─── Records supplied ───
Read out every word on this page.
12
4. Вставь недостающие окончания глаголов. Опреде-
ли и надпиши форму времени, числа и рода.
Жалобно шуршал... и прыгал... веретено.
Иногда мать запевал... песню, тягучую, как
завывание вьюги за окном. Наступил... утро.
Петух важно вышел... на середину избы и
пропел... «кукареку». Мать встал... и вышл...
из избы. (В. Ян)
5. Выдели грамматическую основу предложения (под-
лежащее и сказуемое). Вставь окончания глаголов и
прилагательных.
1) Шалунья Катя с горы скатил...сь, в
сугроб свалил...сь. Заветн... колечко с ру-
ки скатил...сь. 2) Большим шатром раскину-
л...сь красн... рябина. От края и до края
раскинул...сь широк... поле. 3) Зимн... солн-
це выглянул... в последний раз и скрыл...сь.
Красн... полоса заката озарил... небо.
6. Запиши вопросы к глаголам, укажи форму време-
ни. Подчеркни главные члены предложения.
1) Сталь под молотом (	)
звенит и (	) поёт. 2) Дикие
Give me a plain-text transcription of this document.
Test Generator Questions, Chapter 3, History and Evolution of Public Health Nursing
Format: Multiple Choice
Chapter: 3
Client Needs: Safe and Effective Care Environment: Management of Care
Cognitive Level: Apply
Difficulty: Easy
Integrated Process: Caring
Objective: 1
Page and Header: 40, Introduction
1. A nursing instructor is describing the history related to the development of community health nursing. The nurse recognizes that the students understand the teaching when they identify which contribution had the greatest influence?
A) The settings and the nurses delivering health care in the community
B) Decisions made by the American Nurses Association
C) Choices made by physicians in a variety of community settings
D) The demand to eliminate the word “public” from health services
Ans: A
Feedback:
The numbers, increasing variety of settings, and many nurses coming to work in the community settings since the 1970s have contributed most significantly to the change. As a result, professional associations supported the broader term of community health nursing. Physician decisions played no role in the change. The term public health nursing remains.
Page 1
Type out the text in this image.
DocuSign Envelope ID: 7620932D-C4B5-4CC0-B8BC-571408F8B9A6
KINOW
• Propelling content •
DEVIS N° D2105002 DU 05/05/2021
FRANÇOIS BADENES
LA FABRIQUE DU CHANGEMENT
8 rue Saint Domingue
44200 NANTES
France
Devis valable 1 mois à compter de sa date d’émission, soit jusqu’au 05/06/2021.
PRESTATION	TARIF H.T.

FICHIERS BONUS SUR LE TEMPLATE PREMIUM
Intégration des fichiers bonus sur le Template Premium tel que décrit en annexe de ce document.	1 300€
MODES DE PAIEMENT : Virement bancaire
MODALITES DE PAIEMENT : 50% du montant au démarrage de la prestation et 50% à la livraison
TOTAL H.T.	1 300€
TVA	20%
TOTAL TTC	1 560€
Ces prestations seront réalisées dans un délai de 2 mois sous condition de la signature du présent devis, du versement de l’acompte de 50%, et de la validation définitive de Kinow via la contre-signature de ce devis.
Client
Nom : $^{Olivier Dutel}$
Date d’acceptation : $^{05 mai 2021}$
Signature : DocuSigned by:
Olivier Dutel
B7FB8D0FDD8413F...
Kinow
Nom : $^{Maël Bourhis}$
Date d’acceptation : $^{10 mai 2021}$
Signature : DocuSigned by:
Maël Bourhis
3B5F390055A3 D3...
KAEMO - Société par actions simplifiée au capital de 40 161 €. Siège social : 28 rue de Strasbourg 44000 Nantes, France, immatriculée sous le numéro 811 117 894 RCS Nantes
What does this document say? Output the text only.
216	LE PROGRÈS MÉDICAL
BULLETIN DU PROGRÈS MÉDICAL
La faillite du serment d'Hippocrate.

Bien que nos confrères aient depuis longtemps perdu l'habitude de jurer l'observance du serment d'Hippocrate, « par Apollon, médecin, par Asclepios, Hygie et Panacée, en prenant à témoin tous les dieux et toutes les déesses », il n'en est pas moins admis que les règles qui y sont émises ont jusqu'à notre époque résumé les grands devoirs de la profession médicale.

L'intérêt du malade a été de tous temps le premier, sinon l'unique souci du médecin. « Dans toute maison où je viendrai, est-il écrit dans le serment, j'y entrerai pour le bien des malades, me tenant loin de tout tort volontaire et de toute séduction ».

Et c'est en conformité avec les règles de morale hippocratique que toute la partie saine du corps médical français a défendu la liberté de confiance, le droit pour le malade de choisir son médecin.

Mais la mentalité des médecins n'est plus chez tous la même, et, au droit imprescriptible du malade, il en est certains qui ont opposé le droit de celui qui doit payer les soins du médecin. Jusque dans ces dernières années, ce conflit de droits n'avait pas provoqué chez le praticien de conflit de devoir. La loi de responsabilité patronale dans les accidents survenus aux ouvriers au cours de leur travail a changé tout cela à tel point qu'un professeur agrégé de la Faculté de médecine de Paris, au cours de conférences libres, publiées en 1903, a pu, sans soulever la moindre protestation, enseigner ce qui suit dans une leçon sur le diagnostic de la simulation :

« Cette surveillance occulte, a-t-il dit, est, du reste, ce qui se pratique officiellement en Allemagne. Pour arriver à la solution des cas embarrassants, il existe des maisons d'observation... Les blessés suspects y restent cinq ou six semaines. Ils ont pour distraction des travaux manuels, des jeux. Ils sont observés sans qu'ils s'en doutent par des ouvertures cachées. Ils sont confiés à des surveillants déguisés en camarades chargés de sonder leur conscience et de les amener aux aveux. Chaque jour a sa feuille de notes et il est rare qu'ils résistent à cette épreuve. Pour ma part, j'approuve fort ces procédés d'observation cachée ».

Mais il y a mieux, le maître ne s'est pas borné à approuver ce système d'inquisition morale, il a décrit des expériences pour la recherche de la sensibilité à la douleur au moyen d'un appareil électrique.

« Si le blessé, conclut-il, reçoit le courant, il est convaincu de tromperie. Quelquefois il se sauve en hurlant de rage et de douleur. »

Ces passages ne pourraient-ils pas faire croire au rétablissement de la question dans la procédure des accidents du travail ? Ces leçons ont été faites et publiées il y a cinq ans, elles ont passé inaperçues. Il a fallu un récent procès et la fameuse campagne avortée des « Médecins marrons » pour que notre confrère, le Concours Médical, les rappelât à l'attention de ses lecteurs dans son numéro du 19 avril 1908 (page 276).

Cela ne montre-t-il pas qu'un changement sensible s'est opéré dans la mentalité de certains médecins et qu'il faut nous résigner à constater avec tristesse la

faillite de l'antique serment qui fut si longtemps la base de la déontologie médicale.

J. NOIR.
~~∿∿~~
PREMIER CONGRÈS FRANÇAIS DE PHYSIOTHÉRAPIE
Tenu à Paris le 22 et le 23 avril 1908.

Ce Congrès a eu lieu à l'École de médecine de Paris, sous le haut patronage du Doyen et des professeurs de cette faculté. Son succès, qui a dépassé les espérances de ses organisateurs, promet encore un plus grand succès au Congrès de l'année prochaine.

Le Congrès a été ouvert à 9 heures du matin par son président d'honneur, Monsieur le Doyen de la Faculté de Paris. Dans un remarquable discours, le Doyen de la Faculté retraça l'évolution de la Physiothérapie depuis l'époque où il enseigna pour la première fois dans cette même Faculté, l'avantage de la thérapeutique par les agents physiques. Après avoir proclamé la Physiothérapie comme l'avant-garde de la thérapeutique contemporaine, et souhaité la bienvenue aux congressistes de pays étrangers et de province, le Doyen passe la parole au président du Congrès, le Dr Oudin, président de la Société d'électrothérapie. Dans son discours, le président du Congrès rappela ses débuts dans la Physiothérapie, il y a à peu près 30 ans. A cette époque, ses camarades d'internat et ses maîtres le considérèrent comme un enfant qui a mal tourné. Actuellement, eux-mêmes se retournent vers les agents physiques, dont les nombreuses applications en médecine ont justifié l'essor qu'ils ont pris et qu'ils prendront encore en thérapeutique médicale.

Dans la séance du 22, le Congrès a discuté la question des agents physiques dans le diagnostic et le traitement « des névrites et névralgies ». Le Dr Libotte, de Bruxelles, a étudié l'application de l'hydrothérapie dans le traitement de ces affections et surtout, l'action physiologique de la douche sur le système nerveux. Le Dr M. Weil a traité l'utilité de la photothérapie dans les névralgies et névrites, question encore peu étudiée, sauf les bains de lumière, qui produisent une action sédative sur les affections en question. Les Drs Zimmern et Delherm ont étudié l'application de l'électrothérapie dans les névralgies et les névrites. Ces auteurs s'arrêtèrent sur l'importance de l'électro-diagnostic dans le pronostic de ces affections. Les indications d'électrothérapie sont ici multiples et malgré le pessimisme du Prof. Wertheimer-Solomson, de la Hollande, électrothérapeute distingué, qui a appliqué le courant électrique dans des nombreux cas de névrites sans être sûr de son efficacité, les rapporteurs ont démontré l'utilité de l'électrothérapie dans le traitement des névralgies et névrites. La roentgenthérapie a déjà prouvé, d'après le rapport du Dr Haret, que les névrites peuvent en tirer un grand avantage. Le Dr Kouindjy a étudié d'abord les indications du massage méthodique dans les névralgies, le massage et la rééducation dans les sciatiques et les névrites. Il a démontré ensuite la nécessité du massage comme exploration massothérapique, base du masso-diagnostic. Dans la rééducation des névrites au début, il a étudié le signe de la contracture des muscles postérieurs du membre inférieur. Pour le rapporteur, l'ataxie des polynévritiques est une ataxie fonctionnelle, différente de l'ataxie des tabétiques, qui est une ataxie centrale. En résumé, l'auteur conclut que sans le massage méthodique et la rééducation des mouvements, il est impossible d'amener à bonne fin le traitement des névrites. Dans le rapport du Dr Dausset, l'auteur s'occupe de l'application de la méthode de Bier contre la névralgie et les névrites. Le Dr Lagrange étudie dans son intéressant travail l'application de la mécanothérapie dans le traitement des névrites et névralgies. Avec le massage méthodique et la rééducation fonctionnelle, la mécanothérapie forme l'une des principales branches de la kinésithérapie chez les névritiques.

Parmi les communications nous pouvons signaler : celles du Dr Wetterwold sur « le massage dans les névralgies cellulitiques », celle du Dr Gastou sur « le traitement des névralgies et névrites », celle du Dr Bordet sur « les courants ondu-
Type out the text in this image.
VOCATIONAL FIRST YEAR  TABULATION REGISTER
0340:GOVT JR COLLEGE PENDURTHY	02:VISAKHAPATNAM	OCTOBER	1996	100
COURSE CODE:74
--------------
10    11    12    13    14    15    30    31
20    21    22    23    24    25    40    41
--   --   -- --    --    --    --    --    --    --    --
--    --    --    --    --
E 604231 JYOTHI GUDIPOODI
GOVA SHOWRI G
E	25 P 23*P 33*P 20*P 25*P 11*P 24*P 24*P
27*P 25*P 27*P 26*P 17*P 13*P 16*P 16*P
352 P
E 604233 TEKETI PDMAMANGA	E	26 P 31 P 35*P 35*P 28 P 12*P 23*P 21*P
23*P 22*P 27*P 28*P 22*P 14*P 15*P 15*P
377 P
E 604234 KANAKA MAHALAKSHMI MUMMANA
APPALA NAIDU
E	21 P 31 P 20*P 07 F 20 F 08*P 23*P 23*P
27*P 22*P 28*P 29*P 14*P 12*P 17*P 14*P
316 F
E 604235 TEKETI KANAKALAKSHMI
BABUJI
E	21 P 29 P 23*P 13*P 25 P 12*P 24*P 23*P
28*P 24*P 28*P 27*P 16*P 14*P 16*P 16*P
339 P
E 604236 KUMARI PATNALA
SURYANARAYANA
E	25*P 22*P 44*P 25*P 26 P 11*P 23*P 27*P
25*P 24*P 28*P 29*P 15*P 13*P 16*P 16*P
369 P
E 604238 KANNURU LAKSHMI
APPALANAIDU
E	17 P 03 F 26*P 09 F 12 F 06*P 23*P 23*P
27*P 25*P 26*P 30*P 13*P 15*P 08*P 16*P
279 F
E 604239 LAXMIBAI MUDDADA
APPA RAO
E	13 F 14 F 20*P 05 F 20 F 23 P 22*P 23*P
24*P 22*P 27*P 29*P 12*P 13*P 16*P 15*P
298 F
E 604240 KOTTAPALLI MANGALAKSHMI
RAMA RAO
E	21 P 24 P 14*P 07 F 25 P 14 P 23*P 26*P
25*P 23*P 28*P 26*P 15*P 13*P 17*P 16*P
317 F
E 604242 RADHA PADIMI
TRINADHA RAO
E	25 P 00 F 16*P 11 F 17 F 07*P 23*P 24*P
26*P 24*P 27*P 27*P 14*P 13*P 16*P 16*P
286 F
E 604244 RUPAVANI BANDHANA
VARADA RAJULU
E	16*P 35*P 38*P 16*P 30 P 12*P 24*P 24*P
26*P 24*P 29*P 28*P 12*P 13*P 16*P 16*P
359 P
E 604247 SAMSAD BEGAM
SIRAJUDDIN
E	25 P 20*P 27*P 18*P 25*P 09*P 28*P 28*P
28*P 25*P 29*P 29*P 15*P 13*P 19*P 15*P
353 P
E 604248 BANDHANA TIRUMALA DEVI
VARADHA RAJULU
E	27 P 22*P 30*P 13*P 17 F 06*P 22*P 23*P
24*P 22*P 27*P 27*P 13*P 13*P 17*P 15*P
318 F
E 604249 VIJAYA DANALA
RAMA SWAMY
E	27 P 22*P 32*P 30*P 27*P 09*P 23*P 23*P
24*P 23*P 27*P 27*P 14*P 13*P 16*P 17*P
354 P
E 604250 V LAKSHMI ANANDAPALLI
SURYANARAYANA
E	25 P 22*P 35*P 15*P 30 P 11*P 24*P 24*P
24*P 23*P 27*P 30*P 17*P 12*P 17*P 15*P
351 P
───
*What to work on*. Copy all lines of the listing above that contain the string "скатил".

*Expected answer*.
1) Шалунья Катя с горы скатил...сь, в
ки скатил...сь. 2) Большим шатром раскину-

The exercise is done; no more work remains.